• **Objectives**
[a] According to the article on British nudity, what body features are now "an integral part of seaside scenery"? List every one.
[b] Answer these questions from the article on British nudity:
(i) Who called the naturist a "noodist"?
(ii) At which university is Peter Collett a psychologist?
(iii) What position does Lisa Armstrong hold?

• **Page**

-- Start --

A genial, middle-aged woman, this naturist - a "noodist" according to the taxi driver who delivered me to South Hants Sun Club - made an unlikely revolutionary. And well-groomed Hampshire is not where you expect rebellions. Yet this tiny band of eccentrics, left-overs from a Thirties' passion for camping butt-naked in the great outdoors, humiliated by decades of sniggering and parodied by endless Carry On comedies, seems to be winning the argument.

Once the greatest shock on a beach was knotted handkerchiefs and rolled- up trousers. Today, some feel over-dressed in a skimpy thong. Lobster breasts, sore nipples, sagging bellies and jelly-fish figures are an integral part of seaside scenery. And thousands of Britons secretively bare all in quiet coves abroad or on the dozens of British beaches where a blind eye is turned to nudity (it's officially sanctioned on only a handful).

The great British exposure is not confined to beaches. Italians and French act with some reservation in public parks. Not the Brits, who have a kamikaze attitude to summer and can't get their kit off fast enough. "Something strange happens to the English when the sun comes out," says Peter Collett, a psychologist at Oxford University. "Suddenly, they emerge from their dark holes. There is a celebration, an overcompensation for being encased in clothes the rest of the time."

"Men," says Lisa Armstrong,Vogue's fashion features director, "are the worst. I can't stand it when they show off their vile beer guts, when they take off their shirts in a public place. It's so grim to wade through acres of flesh. They drive around with sweaty, hairy torsos. I know I'm going to sound like a walking Debrett's, but standards are slipping." People are, indeed, wearing less and less. Midriffs are bare, belly-buttons pierced, tights discarded and skirts shortened, on, according to Armstrong, the most inappropriate bodies.

-- End --

• **Recorded information**
-- Start --

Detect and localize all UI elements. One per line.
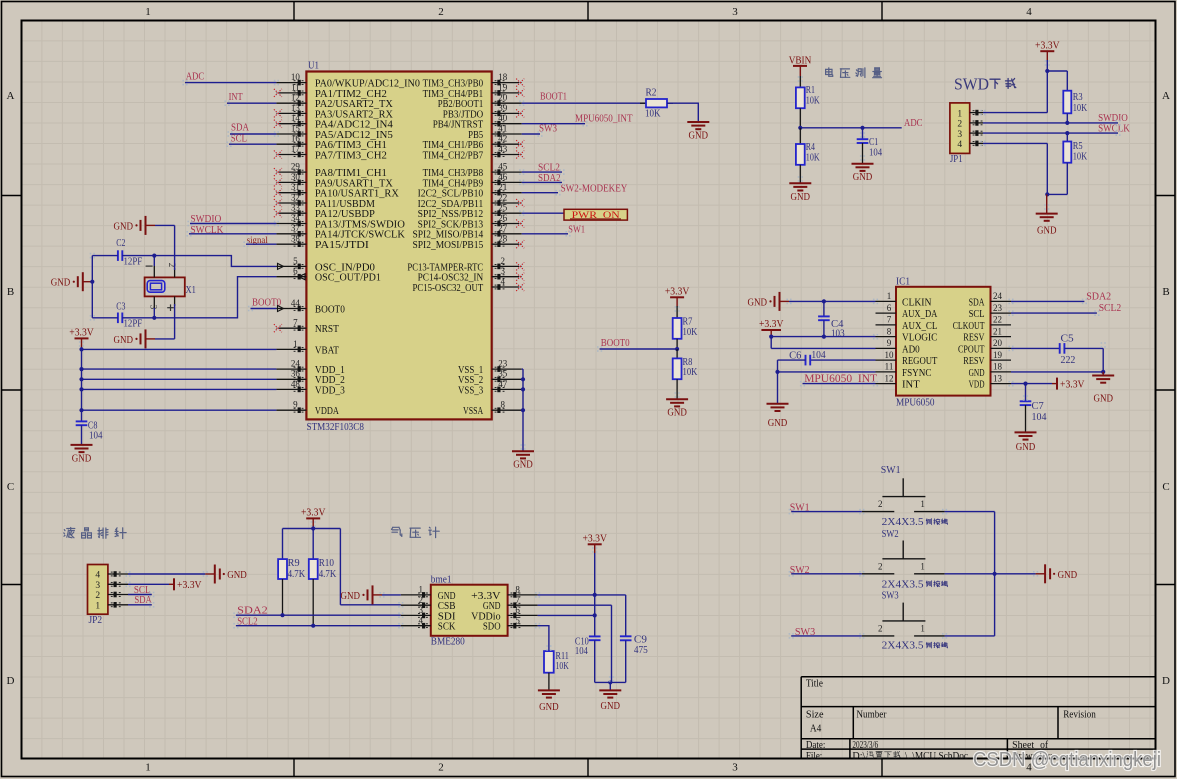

-- End --

• **Exercise solutions**
[a] Lobster breasts, sore nipples, sagging bellies and jelly-fish figures.

[b]
(i) The taxi driver who delivered the writer to South Hants Sun Club.
(ii) Oxford University.
(iii) Fashion features director at Vogue.